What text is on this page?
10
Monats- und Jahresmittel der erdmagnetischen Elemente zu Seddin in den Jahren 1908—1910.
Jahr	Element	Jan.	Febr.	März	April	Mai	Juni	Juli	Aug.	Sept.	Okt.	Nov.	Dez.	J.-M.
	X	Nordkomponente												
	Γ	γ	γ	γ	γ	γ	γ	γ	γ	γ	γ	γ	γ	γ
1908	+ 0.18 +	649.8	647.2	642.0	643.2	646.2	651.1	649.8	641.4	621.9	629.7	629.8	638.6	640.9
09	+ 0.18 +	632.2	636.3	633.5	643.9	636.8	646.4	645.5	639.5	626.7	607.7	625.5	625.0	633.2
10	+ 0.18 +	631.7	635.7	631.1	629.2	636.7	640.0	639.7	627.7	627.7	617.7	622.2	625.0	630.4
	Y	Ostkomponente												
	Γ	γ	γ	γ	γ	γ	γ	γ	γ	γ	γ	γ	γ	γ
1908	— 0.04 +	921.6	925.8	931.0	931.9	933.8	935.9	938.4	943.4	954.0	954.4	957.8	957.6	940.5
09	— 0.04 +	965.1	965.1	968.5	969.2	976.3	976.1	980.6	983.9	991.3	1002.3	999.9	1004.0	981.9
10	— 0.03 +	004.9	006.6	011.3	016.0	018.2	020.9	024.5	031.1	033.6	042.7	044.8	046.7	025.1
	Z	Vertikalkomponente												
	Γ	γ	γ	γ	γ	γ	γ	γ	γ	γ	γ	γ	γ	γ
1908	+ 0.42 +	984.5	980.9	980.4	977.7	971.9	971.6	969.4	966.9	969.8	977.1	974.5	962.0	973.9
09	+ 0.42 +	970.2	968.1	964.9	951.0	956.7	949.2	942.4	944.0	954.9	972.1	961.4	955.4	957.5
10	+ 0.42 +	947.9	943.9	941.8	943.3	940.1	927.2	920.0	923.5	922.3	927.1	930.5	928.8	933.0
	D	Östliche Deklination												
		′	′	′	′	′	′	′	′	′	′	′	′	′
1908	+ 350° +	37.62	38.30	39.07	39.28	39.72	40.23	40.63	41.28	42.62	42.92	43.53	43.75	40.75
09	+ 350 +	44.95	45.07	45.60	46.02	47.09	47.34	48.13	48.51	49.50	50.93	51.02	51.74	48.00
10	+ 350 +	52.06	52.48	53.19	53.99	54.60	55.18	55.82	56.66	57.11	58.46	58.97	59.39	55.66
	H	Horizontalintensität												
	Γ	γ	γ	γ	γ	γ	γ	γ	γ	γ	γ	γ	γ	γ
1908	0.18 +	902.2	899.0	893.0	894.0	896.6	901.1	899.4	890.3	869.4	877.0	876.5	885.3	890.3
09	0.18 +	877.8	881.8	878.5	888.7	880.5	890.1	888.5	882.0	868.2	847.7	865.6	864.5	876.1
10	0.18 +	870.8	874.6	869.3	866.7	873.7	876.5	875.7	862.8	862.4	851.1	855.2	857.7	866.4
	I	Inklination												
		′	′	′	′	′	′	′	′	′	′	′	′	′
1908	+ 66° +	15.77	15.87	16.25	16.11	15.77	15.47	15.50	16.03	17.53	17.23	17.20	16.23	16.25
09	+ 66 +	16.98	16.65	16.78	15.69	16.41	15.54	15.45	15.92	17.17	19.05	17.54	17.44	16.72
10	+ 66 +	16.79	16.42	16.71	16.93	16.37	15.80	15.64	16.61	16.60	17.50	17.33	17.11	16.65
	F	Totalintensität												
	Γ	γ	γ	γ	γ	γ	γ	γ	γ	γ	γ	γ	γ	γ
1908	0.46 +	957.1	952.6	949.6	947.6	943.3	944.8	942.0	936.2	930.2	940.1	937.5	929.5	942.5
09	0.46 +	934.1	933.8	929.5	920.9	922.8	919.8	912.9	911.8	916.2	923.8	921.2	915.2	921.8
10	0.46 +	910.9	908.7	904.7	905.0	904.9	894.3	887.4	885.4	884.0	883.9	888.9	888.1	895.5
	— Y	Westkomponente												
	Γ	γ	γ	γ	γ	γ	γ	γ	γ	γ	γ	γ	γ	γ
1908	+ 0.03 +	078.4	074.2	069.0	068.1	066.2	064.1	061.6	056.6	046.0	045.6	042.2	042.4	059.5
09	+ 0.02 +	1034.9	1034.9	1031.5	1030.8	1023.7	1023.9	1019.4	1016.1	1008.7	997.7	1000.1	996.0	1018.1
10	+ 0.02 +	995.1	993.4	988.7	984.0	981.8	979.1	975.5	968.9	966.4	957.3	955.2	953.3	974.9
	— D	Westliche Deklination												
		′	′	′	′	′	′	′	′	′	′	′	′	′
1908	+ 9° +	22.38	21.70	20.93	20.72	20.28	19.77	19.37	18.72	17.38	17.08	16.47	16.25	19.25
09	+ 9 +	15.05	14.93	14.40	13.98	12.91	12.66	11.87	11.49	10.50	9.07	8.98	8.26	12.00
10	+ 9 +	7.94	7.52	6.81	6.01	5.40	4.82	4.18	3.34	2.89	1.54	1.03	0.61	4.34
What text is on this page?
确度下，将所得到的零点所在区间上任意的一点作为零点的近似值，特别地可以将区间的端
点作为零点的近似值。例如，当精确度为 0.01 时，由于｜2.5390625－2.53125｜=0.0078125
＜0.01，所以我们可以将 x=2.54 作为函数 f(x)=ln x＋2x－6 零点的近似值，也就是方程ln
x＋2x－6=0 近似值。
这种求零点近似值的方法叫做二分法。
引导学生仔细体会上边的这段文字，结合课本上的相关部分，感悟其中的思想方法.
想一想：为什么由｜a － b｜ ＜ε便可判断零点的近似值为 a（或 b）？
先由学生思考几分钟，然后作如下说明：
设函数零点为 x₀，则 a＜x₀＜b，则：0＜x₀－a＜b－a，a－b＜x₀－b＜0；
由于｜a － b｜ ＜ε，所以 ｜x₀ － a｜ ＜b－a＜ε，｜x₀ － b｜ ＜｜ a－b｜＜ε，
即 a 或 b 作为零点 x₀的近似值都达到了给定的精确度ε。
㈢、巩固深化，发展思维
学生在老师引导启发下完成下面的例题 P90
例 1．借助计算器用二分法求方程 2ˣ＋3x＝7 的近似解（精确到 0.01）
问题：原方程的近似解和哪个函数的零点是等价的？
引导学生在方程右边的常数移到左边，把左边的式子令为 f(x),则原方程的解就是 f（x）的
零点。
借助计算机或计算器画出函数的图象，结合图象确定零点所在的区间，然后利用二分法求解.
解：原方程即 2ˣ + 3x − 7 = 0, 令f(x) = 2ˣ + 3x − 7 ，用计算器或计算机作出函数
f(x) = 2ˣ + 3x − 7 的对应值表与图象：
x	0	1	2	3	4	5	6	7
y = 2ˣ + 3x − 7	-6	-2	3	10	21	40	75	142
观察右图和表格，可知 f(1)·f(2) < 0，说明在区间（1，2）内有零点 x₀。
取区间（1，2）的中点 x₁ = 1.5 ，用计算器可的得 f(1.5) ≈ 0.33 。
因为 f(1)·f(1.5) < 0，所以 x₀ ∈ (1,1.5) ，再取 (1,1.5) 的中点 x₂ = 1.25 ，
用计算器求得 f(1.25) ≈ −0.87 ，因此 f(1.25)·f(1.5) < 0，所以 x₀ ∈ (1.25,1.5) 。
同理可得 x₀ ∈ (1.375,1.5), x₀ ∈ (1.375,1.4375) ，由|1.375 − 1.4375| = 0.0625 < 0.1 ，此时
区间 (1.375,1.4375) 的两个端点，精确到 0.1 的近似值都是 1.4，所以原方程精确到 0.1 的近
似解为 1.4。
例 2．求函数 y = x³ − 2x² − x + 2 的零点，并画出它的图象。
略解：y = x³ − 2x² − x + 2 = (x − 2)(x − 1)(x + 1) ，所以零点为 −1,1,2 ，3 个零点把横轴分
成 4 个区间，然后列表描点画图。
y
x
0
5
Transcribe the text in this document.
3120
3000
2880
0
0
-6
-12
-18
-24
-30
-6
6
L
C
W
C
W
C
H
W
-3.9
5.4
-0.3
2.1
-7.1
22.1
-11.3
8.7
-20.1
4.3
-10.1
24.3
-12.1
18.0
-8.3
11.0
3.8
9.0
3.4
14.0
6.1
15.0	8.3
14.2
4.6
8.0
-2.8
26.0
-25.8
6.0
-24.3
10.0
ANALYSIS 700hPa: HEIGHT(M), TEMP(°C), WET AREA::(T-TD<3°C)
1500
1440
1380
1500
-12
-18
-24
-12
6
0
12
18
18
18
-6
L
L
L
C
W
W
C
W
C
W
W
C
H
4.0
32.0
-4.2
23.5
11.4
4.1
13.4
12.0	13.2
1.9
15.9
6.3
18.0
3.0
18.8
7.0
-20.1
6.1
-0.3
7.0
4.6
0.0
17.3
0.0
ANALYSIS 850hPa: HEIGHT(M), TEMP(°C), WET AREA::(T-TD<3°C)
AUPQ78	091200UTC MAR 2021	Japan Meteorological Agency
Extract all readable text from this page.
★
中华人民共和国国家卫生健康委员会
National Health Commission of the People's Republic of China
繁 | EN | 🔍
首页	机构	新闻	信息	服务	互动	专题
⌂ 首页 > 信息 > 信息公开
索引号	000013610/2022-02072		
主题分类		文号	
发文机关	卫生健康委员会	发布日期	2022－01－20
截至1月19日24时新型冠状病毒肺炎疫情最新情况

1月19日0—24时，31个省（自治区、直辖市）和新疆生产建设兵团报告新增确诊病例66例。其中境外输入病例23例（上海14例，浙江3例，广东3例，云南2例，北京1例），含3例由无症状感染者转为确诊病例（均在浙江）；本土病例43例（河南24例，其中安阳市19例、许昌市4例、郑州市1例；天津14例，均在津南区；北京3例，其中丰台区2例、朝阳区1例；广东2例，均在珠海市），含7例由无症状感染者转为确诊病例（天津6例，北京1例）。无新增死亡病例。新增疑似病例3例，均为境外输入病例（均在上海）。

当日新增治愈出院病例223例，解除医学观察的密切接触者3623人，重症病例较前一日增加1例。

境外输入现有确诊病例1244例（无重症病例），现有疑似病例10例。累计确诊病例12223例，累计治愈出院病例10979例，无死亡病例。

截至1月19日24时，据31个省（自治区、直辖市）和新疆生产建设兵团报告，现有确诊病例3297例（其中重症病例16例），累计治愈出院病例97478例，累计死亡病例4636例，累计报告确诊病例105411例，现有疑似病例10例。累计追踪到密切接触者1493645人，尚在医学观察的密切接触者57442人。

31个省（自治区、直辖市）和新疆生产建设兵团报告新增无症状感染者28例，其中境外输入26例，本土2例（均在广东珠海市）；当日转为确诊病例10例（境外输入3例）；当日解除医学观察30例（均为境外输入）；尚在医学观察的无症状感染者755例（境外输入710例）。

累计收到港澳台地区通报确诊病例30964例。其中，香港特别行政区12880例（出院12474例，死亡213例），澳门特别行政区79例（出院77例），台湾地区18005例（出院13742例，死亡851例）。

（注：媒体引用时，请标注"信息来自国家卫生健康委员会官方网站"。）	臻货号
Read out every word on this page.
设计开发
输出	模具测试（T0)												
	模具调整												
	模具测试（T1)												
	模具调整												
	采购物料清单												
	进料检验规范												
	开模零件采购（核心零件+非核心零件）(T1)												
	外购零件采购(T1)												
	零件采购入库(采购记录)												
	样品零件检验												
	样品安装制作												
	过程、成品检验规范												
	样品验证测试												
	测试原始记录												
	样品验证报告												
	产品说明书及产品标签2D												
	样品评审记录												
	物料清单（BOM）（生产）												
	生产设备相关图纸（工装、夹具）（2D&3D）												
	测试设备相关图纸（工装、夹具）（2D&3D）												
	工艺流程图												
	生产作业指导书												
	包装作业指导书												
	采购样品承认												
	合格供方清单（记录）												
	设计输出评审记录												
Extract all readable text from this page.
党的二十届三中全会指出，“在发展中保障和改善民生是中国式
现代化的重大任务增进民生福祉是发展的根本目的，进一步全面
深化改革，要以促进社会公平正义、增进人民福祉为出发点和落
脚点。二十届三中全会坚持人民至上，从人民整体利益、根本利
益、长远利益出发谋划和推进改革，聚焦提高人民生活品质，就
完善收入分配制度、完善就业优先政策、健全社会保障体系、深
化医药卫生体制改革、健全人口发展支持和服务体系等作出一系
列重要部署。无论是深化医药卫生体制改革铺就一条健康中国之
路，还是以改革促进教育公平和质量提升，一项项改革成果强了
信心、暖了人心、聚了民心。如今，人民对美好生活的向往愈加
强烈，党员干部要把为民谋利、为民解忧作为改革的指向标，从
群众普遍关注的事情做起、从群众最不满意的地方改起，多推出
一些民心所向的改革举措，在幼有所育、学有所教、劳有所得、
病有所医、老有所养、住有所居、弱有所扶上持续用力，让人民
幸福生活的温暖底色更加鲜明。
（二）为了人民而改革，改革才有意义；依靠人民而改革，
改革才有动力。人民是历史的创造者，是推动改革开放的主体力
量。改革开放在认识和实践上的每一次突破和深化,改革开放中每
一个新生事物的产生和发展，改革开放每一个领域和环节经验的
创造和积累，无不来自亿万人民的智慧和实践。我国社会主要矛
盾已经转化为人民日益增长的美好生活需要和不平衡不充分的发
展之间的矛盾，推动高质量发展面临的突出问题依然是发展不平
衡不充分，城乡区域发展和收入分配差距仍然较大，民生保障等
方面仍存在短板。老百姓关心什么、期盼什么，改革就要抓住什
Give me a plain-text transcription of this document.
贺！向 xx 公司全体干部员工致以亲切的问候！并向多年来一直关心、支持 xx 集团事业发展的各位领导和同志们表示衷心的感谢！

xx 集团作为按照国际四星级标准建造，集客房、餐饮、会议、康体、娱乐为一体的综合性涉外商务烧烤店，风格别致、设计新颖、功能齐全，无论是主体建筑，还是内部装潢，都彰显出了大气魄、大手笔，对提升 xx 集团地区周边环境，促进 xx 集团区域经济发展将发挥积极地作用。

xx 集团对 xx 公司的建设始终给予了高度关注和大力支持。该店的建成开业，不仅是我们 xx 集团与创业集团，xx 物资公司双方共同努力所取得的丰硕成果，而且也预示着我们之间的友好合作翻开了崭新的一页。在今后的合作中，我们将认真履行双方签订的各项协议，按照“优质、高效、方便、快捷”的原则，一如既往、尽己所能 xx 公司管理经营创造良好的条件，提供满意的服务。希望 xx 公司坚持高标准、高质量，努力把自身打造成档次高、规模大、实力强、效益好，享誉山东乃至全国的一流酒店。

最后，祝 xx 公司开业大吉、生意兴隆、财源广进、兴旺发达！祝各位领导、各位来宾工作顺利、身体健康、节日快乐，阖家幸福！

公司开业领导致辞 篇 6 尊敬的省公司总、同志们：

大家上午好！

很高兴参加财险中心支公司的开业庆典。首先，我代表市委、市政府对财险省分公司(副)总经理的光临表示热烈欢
----------------------------------------
> [SET EXERCISE]:
Which lines of the material contain the string "Deklination"? List each of them.

> [REPLY TO THE TASK]:
	D	Östliche Deklination												
	— D	Westliche Deklination												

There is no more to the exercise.